Output all of the entries below precisely as written.
## Start
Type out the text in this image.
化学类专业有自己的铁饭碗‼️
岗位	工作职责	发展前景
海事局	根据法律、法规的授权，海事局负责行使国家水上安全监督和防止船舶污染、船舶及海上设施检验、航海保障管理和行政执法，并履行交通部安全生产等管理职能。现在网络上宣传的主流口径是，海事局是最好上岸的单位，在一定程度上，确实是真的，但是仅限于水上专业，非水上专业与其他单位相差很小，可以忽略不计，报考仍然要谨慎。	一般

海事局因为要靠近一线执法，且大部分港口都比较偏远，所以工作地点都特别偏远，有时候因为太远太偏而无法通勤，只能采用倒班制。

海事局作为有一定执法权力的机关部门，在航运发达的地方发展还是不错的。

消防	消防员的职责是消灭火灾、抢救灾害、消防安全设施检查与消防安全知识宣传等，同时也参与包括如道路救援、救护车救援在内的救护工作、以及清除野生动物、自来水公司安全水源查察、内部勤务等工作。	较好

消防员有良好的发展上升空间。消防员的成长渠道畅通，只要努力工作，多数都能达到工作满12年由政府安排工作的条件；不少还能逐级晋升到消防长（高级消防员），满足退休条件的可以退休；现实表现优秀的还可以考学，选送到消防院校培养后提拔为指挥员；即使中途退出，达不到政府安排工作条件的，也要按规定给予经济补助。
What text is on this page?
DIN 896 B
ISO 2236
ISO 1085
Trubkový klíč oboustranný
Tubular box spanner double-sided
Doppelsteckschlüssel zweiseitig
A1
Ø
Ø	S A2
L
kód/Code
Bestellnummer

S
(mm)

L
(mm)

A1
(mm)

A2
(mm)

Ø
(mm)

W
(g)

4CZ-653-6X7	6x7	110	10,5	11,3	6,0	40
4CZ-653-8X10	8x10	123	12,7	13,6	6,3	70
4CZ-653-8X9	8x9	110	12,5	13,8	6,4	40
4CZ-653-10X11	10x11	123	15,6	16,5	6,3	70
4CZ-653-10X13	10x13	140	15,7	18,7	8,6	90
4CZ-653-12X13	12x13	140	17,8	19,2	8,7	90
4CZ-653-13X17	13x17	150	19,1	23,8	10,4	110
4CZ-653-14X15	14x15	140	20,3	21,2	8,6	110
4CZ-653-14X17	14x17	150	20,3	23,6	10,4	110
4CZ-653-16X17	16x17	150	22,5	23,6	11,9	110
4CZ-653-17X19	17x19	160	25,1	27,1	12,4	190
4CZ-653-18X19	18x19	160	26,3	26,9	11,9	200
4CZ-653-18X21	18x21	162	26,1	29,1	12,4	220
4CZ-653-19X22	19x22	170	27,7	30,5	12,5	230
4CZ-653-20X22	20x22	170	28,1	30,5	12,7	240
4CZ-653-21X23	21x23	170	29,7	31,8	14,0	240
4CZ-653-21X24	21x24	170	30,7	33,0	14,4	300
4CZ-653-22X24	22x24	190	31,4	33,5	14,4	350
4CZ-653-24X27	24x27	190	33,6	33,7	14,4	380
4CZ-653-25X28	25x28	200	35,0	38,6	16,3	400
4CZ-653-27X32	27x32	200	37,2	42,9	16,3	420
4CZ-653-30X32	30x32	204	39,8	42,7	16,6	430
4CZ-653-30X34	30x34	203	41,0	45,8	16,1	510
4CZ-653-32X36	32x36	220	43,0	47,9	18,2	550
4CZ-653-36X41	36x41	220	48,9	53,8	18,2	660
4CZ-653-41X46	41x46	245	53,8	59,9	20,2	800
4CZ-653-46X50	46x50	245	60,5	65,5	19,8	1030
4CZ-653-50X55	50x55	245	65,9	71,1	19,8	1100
## End
THE RESPONSE:
Type out the text in this image.
化学类专业有自己的铁饭碗‼️
岗位	工作职责	发展前景
海事局	根据法律、法规的授权，海事局负责行使国家水上安全监督和防止船舶污染、船舶及海上设施检验、航海保障管理和行政执法，并履行交通部安全生产等管理职能。现在网络上宣传的主流口径是，海事局是最好上岸的单位，在一定程度上，确实是真的，但是仅限于水上专业，非水上专业与其他单位相差很小，可以忽略不计，报考仍然要谨慎。	一般

海事局因为要靠近一线执法，且大部分港口都比较偏远，所以工作地点都特别偏远，有时候因为太远太偏而无法通勤，只能采用倒班制。

海事局作为有一定执法权力的机关部门，在航运发达的地方发展还是不错的。

消防	消防员的职责是消灭火灾、抢救灾害、消防安全设施检查与消防安全知识宣传等，同时也参与包括如道路救援、救护车救援在内的救护工作、以及清除野生动物、自来水公司安全水源查察、内部勤务等工作。	较好

消防员有良好的发展上升空间。消防员的成长渠道畅通，只要努力工作，多数都能达到工作满12年由政府安排工作的条件；不少还能逐级晋升到消防长（高级消防员），满足退休条件的可以退休；现实表现优秀的还可以考学，选送到消防院校培养后提拔为指挥员；即使中途退出，达不到政府安排工作条件的，也要按规定给予经济补助。
What text is on this page?
DIN 896 B
ISO 2236
ISO 1085
Trubkový klíč oboustranný
Tubular box spanner double-sided
Doppelsteckschlüssel zweiseitig
A1
Ø
Ø	S A2
L
kód/Code
Bestellnummer

S
(mm)

L
(mm)

A1
(mm)

A2
(mm)

Ø
(mm)

W
(g)

4CZ-653-6X7	6x7	110	10,5	11,3	6,0	40
4CZ-653-8X10	8x10	123	12,7	13,6	6,3	70
4CZ-653-8X9	8x9	110	12,5	13,8	6,4	40
4CZ-653-10X11	10x11	123	15,6	16,5	6,3	70
4CZ-653-10X13	10x13	140	15,7	18,7	8,6	90
4CZ-653-12X13	12x13	140	17,8	19,2	8,7	90
4CZ-653-13X17	13x17	150	19,1	23,8	10,4	110
4CZ-653-14X15	14x15	140	20,3	21,2	8,6	110
4CZ-653-14X17	14x17	150	20,3	23,6	10,4	110
4CZ-653-16X17	16x17	150	22,5	23,6	11,9	110
4CZ-653-17X19	17x19	160	25,1	27,1	12,4	190
4CZ-653-18X19	18x19	160	26,3	26,9	11,9	200
4CZ-653-18X21	18x21	162	26,1	29,1	12,4	220
4CZ-653-19X22	19x22	170	27,7	30,5	12,5	230
4CZ-653-20X22	20x22	170	28,1	30,5	12,7	240
4CZ-653-21X23	21x23	170	29,7	31,8	14,0	240
4CZ-653-21X24	21x24	170	30,7	33,0	14,4	300
4CZ-653-22X24	22x24	190	31,4	33,5	14,4	350
4CZ-653-24X27	24x27	190	33,6	33,7	14,4	380
4CZ-653-25X28	25x28	200	35,0	38,6	16,3	400
4CZ-653-27X32	27x32	200	37,2	42,9	16,3	420
4CZ-653-30X32	30x32	204	39,8	42,7	16,6	430
4CZ-653-30X34	30x34	203	41,0	45,8	16,1	510
4CZ-653-32X36	32x36	220	43,0	47,9	18,2	550
4CZ-653-36X41	36x41	220	48,9	53,8	18,2	660
4CZ-653-41X46	41x46	245	53,8	59,9	20,2	800
4CZ-653-46X50	46x50	245	60,5	65,5	19,8	1030
4CZ-653-50X55	50x55	245	65,9	71,1	19,8	1100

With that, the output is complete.